__Work to do__. In the data below, find every line that has the string "JSON", and copy it.

>> begin

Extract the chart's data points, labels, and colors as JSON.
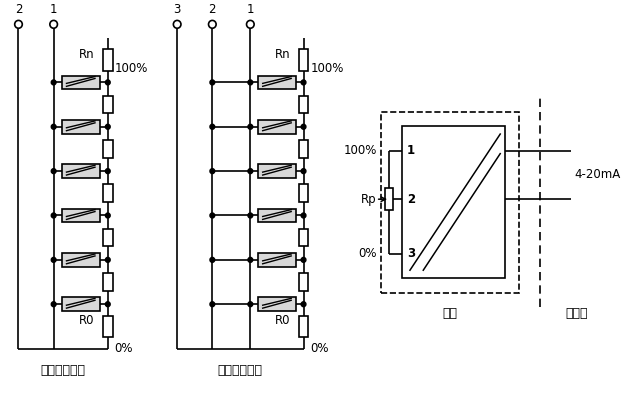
{
  "bg_color": "#ffffff",
  "line_color": "#000000",
  "label1": "二线制变送器",
  "label2": "三线制变送器",
  "label3": "现场",
  "label4": "控制室",
  "signal_label": "4-20mA",
  "pct100": "100%",
  "pct0": "0%",
  "rn_label": "Rn",
  "r0_label": "R0",
  "rp_label": "Rp",
  "font_size_label": 9,
  "font_size_small": 8.5,
  "font_size_tiny": 7.5
}
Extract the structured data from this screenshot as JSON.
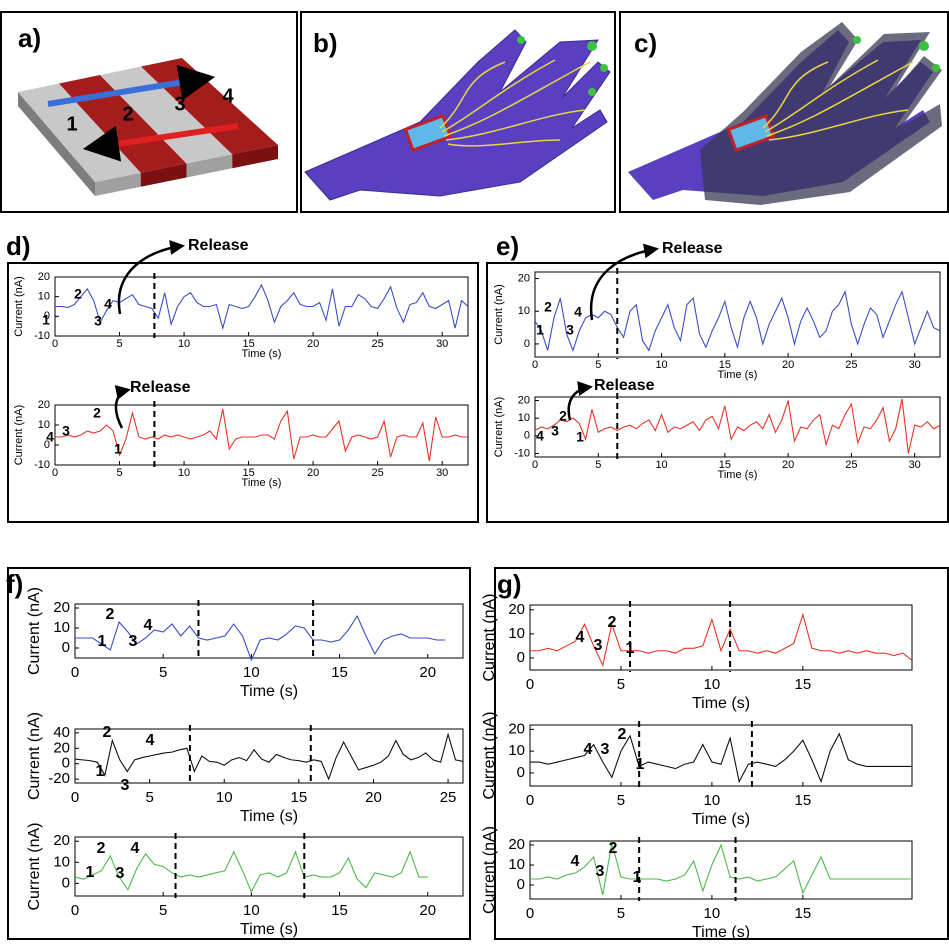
{
  "panel_labels": [
    "a)",
    "b)",
    "c)",
    "d)",
    "e)",
    "f)",
    "g)"
  ],
  "block_numbers": [
    "1",
    "2",
    "3",
    "4"
  ],
  "chart_data": [
    {
      "type": "line",
      "xlabel": "Time (s)",
      "ylabel": "Current (nA)",
      "color": "#3b4fc4",
      "xlim": [
        0,
        32
      ],
      "ylim": [
        -10,
        20
      ],
      "xticks": [
        0,
        5,
        10,
        15,
        20,
        25,
        30
      ],
      "yticks": [
        -10,
        0,
        10,
        20
      ],
      "vlines": [
        7.7
      ],
      "annotations": [
        "1",
        "2",
        "3",
        "4",
        "Release"
      ],
      "x": [
        0,
        0.5,
        1,
        1.5,
        2,
        2.5,
        3,
        3.5,
        4,
        4.5,
        5,
        5.5,
        6,
        6.5,
        7,
        7.5,
        8,
        8.5,
        9,
        9.5,
        10,
        10.5,
        11,
        11.5,
        12,
        12.5,
        13,
        13.5,
        14,
        14.5,
        15,
        15.5,
        16,
        16.5,
        17,
        17.5,
        18,
        18.5,
        19,
        19.5,
        20,
        20.5,
        21,
        21.5,
        22,
        22.5,
        23,
        23.5,
        24,
        24.5,
        25,
        25.5,
        26,
        26.5,
        27,
        27.5,
        28,
        28.5,
        29,
        29.5,
        30,
        30.5,
        31,
        31.5,
        32
      ],
      "values": [
        5,
        5,
        4.5,
        6,
        10,
        14,
        8,
        -3,
        3,
        8,
        7,
        9,
        11,
        6,
        5,
        4,
        -1,
        12,
        -4,
        5,
        10,
        12,
        7,
        5,
        5,
        6,
        -6,
        6,
        5,
        4,
        5,
        10,
        16,
        8,
        -3,
        5,
        8,
        12,
        6,
        5,
        5,
        7,
        -2,
        14,
        -5,
        5,
        5,
        11,
        9,
        5,
        4,
        9,
        15,
        4,
        -3,
        6,
        7,
        12,
        5,
        4,
        6,
        8,
        -6,
        8,
        5
      ]
    },
    {
      "type": "line",
      "xlabel": "Time (s)",
      "ylabel": "Current (nA)",
      "color": "#e8352a",
      "xlim": [
        0,
        32
      ],
      "ylim": [
        -10,
        20
      ],
      "xticks": [
        0,
        5,
        10,
        15,
        20,
        25,
        30
      ],
      "yticks": [
        -10,
        0,
        10,
        20
      ],
      "vlines": [
        7.7
      ],
      "annotations": [
        "4",
        "3",
        "2",
        "1",
        "Release"
      ],
      "x": [
        0,
        0.5,
        1,
        1.5,
        2,
        2.5,
        3,
        3.5,
        4,
        4.5,
        5,
        5.5,
        6,
        6.5,
        7,
        7.5,
        8,
        8.5,
        9,
        9.5,
        10,
        10.5,
        11,
        11.5,
        12,
        12.5,
        13,
        13.5,
        14,
        14.5,
        15,
        15.5,
        16,
        16.5,
        17,
        17.5,
        18,
        18.5,
        19,
        19.5,
        20,
        20.5,
        21,
        21.5,
        22,
        22.5,
        23,
        23.5,
        24,
        24.5,
        25,
        25.5,
        26,
        26.5,
        27,
        27.5,
        28,
        28.5,
        29,
        29.5,
        30,
        30.5,
        31,
        31.5,
        32
      ],
      "values": [
        4,
        4,
        5,
        4,
        5,
        7,
        6,
        7,
        10,
        7,
        -5,
        3,
        16,
        4,
        3,
        4,
        3,
        5,
        4,
        5,
        4,
        3,
        4,
        5,
        7,
        3,
        18,
        -2,
        3,
        4,
        4,
        4,
        5,
        5,
        3,
        12,
        17,
        -7,
        4,
        4,
        5,
        4,
        4,
        8,
        12,
        -3,
        4,
        5,
        4,
        3,
        4,
        12,
        -6,
        4,
        5,
        4,
        4,
        11,
        -8,
        14,
        4,
        4,
        5,
        4,
        4
      ]
    },
    {
      "type": "line",
      "xlabel": "Time (s)",
      "ylabel": "Current (nA)",
      "color": "#3b4fc4",
      "xlim": [
        0,
        32
      ],
      "ylim": [
        -4,
        22
      ],
      "xticks": [
        0,
        5,
        10,
        15,
        20,
        25,
        30
      ],
      "yticks": [
        0,
        10,
        20
      ],
      "vlines": [
        6.5
      ],
      "annotations": [
        "1",
        "2",
        "3",
        "4",
        "Release"
      ],
      "x": [
        0,
        0.5,
        1,
        1.5,
        2,
        2.5,
        3,
        3.5,
        4,
        4.5,
        5,
        5.5,
        6,
        6.5,
        7,
        7.5,
        8,
        8.5,
        9,
        9.5,
        10,
        10.5,
        11,
        11.5,
        12,
        12.5,
        13,
        13.5,
        14,
        14.5,
        15,
        15.5,
        16,
        16.5,
        17,
        17.5,
        18,
        18.5,
        19,
        19.5,
        20,
        20.5,
        21,
        21.5,
        22,
        22.5,
        23,
        23.5,
        24,
        24.5,
        25,
        25.5,
        26,
        26.5,
        27,
        27.5,
        28,
        28.5,
        29,
        29.5,
        30,
        30.5,
        31,
        31.5,
        32
      ],
      "values": [
        7,
        4,
        -2,
        8,
        14,
        3,
        -2,
        4,
        8,
        9,
        8,
        10,
        9,
        5,
        2,
        10,
        12,
        1,
        -2,
        4,
        8,
        12,
        5,
        1,
        12,
        14,
        3,
        -1,
        4,
        8,
        13,
        5,
        -1,
        8,
        13,
        8,
        0,
        6,
        10,
        14,
        8,
        0,
        7,
        11,
        7,
        2,
        4,
        10,
        12,
        16,
        6,
        0,
        6,
        11,
        9,
        2,
        7,
        12,
        16,
        8,
        0,
        5,
        10,
        5,
        4
      ]
    },
    {
      "type": "line",
      "xlabel": "Time (s)",
      "ylabel": "Current (nA)",
      "color": "#e8352a",
      "xlim": [
        0,
        32
      ],
      "ylim": [
        -12,
        22
      ],
      "xticks": [
        0,
        5,
        10,
        15,
        20,
        25,
        30
      ],
      "yticks": [
        -10,
        0,
        10,
        20
      ],
      "vlines": [
        6.5
      ],
      "annotations": [
        "4",
        "3",
        "2",
        "1",
        "Release"
      ],
      "x": [
        0,
        0.5,
        1,
        1.5,
        2,
        2.5,
        3,
        3.5,
        4,
        4.5,
        5,
        5.5,
        6,
        6.5,
        7,
        7.5,
        8,
        8.5,
        9,
        9.5,
        10,
        10.5,
        11,
        11.5,
        12,
        12.5,
        13,
        13.5,
        14,
        14.5,
        15,
        15.5,
        16,
        16.5,
        17,
        17.5,
        18,
        18.5,
        19,
        19.5,
        20,
        20.5,
        21,
        21.5,
        22,
        22.5,
        23,
        23.5,
        24,
        24.5,
        25,
        25.5,
        26,
        26.5,
        27,
        27.5,
        28,
        28.5,
        29,
        29.5,
        30,
        30.5,
        31,
        31.5,
        32
      ],
      "values": [
        3,
        5,
        4,
        6,
        9,
        8,
        10,
        7,
        -2,
        15,
        2,
        4,
        5,
        3,
        5,
        6,
        4,
        7,
        9,
        3,
        12,
        2,
        5,
        4,
        6,
        8,
        3,
        9,
        11,
        4,
        17,
        -2,
        5,
        3,
        6,
        8,
        4,
        12,
        2,
        9,
        20,
        -3,
        5,
        4,
        9,
        12,
        -5,
        6,
        4,
        12,
        18,
        -4,
        5,
        4,
        9,
        16,
        -3,
        4,
        21,
        -10,
        6,
        5,
        8,
        4,
        6
      ]
    },
    {
      "type": "line",
      "xlabel": "Time (s)",
      "ylabel": "Current (nA)",
      "color": "#3b4fc4",
      "xlim": [
        0,
        22
      ],
      "ylim": [
        -5,
        22
      ],
      "xticks": [
        0,
        5,
        10,
        15,
        20
      ],
      "yticks": [
        0,
        10,
        20
      ],
      "vlines": [
        7,
        13.5
      ],
      "annotations": [
        "1",
        "2",
        "3",
        "4"
      ],
      "x": [
        0,
        0.5,
        1,
        1.5,
        2,
        2.5,
        3,
        3.5,
        4,
        4.5,
        5,
        5.5,
        6,
        6.5,
        7,
        7.5,
        8,
        8.5,
        9,
        9.5,
        10,
        10.5,
        11,
        11.5,
        12,
        12.5,
        13,
        13.5,
        14,
        14.5,
        15,
        15.5,
        16,
        16.5,
        17,
        17.5,
        18,
        18.5,
        19,
        19.5,
        20,
        20.5,
        21
      ],
      "values": [
        5,
        5,
        5,
        2,
        -1,
        13,
        8,
        2,
        5,
        9,
        8,
        12,
        6,
        11,
        5,
        4,
        5,
        6,
        12,
        6,
        -6,
        4,
        5,
        4,
        7,
        11,
        10,
        4,
        4,
        3,
        4,
        9,
        16,
        6,
        -3,
        4,
        6,
        7,
        5,
        5,
        5,
        4,
        4
      ]
    },
    {
      "type": "line",
      "xlabel": "Time (s)",
      "ylabel": "Current (nA)",
      "color": "#111111",
      "xlim": [
        0,
        26
      ],
      "ylim": [
        -25,
        45
      ],
      "xticks": [
        0,
        5,
        10,
        15,
        20,
        25
      ],
      "yticks": [
        -20,
        0,
        20,
        40
      ],
      "vlines": [
        7.7,
        15.8
      ],
      "annotations": [
        "2",
        "1",
        "3",
        "4"
      ],
      "x": [
        0,
        0.5,
        1,
        1.5,
        2,
        2.5,
        3,
        3.5,
        4,
        4.5,
        5,
        5.5,
        6,
        6.5,
        7,
        7.5,
        8,
        8.5,
        9,
        9.5,
        10,
        10.5,
        11,
        11.5,
        12,
        12.5,
        13,
        13.5,
        14,
        14.5,
        15,
        15.5,
        16,
        16.5,
        17,
        17.5,
        18,
        18.5,
        19,
        19.5,
        20,
        20.5,
        21,
        21.5,
        22,
        22.5,
        23,
        23.5,
        24,
        24.5,
        25,
        25.5,
        26
      ],
      "values": [
        6,
        5,
        4,
        2,
        -15,
        30,
        5,
        -10,
        5,
        8,
        10,
        12,
        14,
        15,
        18,
        20,
        -10,
        10,
        3,
        2,
        -2,
        5,
        8,
        4,
        18,
        6,
        2,
        12,
        8,
        5,
        4,
        2,
        5,
        3,
        -20,
        8,
        28,
        10,
        -8,
        -5,
        -2,
        2,
        10,
        30,
        12,
        5,
        8,
        14,
        5,
        2,
        38,
        5,
        3
      ]
    },
    {
      "type": "line",
      "xlabel": "Time (s)",
      "ylabel": "Current (nA)",
      "color": "#4cbb4c",
      "xlim": [
        0,
        22
      ],
      "ylim": [
        -6,
        22
      ],
      "xticks": [
        0,
        5,
        10,
        15,
        20
      ],
      "yticks": [
        0,
        10,
        20
      ],
      "vlines": [
        5.7,
        13
      ],
      "annotations": [
        "2",
        "1",
        "3",
        "4"
      ],
      "x": [
        0,
        0.5,
        1,
        1.5,
        2,
        2.5,
        3,
        3.5,
        4,
        4.5,
        5,
        5.5,
        6,
        6.5,
        7,
        7.5,
        8,
        8.5,
        9,
        9.5,
        10,
        10.5,
        11,
        11.5,
        12,
        12.5,
        13,
        13.5,
        14,
        14.5,
        15,
        15.5,
        16,
        16.5,
        17,
        17.5,
        18,
        18.5,
        19,
        19.5,
        20
      ],
      "values": [
        3,
        2,
        4,
        6,
        13,
        3,
        -3,
        7,
        14,
        9,
        8,
        5,
        3,
        4,
        3,
        4,
        5,
        6,
        15,
        6,
        -4,
        4,
        5,
        3,
        5,
        15,
        3,
        4,
        3,
        3,
        5,
        12,
        2,
        -2,
        5,
        4,
        3,
        5,
        15,
        3,
        3
      ]
    },
    {
      "type": "line",
      "xlabel": "Time (s)",
      "ylabel": "Current (nA)",
      "color": "#e8352a",
      "xlim": [
        0,
        21
      ],
      "ylim": [
        -5,
        22
      ],
      "xticks": [
        0,
        5,
        10,
        15
      ],
      "yticks": [
        0,
        10,
        20
      ],
      "vlines": [
        5.5,
        11
      ],
      "annotations": [
        "4",
        "3",
        "2",
        "1"
      ],
      "x": [
        0,
        0.5,
        1,
        1.5,
        2,
        2.5,
        3,
        3.5,
        4,
        4.5,
        5,
        5.5,
        6,
        6.5,
        7,
        7.5,
        8,
        8.5,
        9,
        9.5,
        10,
        10.5,
        11,
        11.5,
        12,
        12.5,
        13,
        13.5,
        14,
        14.5,
        15,
        15.5,
        16,
        16.5,
        17,
        17.5,
        18,
        18.5,
        19,
        19.5,
        20,
        20.5,
        21
      ],
      "values": [
        3,
        3,
        4,
        3,
        5,
        7,
        14,
        5,
        -3,
        14,
        3,
        3,
        3,
        2,
        3,
        3,
        2,
        4,
        4,
        5,
        16,
        3,
        12,
        3,
        3,
        2,
        3,
        2,
        4,
        6,
        18,
        4,
        3,
        3,
        2,
        3,
        2,
        3,
        2,
        2,
        1,
        2,
        -1
      ]
    },
    {
      "type": "line",
      "xlabel": "Time (s)",
      "ylabel": "Current (nA)",
      "color": "#111111",
      "xlim": [
        0,
        21
      ],
      "ylim": [
        -6,
        22
      ],
      "xticks": [
        0,
        5,
        10,
        15
      ],
      "yticks": [
        0,
        10,
        20
      ],
      "vlines": [
        6,
        12.2
      ],
      "annotations": [
        "4",
        "3",
        "2",
        "1"
      ],
      "x": [
        0,
        0.5,
        1,
        1.5,
        2,
        2.5,
        3,
        3.5,
        4,
        4.5,
        5,
        5.5,
        6,
        6.5,
        7,
        7.5,
        8,
        8.5,
        9,
        9.5,
        10,
        10.5,
        11,
        11.5,
        12,
        12.5,
        13,
        13.5,
        14,
        14.5,
        15,
        15.5,
        16,
        16.5,
        17,
        17.5,
        18,
        18.5,
        19,
        19.5,
        20,
        20.5,
        21
      ],
      "values": [
        5,
        5,
        4,
        5,
        6,
        7,
        8,
        13,
        5,
        -2,
        10,
        17,
        3,
        5,
        4,
        3,
        2,
        4,
        5,
        13,
        5,
        4,
        16,
        -4,
        4,
        5,
        4,
        3,
        6,
        10,
        15,
        6,
        -4,
        10,
        18,
        6,
        4,
        3,
        3,
        3,
        3,
        3,
        3
      ]
    },
    {
      "type": "line",
      "xlabel": "Time (s)",
      "ylabel": "Current (nA)",
      "color": "#4cbb4c",
      "xlim": [
        0,
        21
      ],
      "ylim": [
        -7,
        22
      ],
      "xticks": [
        0,
        5,
        10,
        15
      ],
      "yticks": [
        0,
        10,
        20
      ],
      "vlines": [
        6,
        11.3
      ],
      "annotations": [
        "4",
        "3",
        "2",
        "1"
      ],
      "x": [
        0,
        0.5,
        1,
        1.5,
        2,
        2.5,
        3,
        3.5,
        4,
        4.5,
        5,
        5.5,
        6,
        6.5,
        7,
        7.5,
        8,
        8.5,
        9,
        9.5,
        10,
        10.5,
        11,
        11.5,
        12,
        12.5,
        13,
        13.5,
        14,
        14.5,
        15,
        15.5,
        16,
        16.5,
        17,
        17.5,
        18,
        18.5,
        19,
        19.5,
        20,
        20.5,
        21
      ],
      "values": [
        3,
        3,
        4,
        3,
        5,
        6,
        9,
        14,
        -5,
        21,
        4,
        3,
        3,
        3,
        3,
        2,
        3,
        5,
        12,
        -3,
        10,
        20,
        4,
        3,
        4,
        2,
        3,
        4,
        8,
        12,
        -4,
        5,
        14,
        3,
        3,
        3,
        3,
        3,
        3,
        3,
        3,
        3,
        3
      ]
    }
  ]
}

>> end

__Solution for this exercise__.
Extract the chart's data points, labels, and colors as JSON.
Extract the structured data from this screenshot as JSON.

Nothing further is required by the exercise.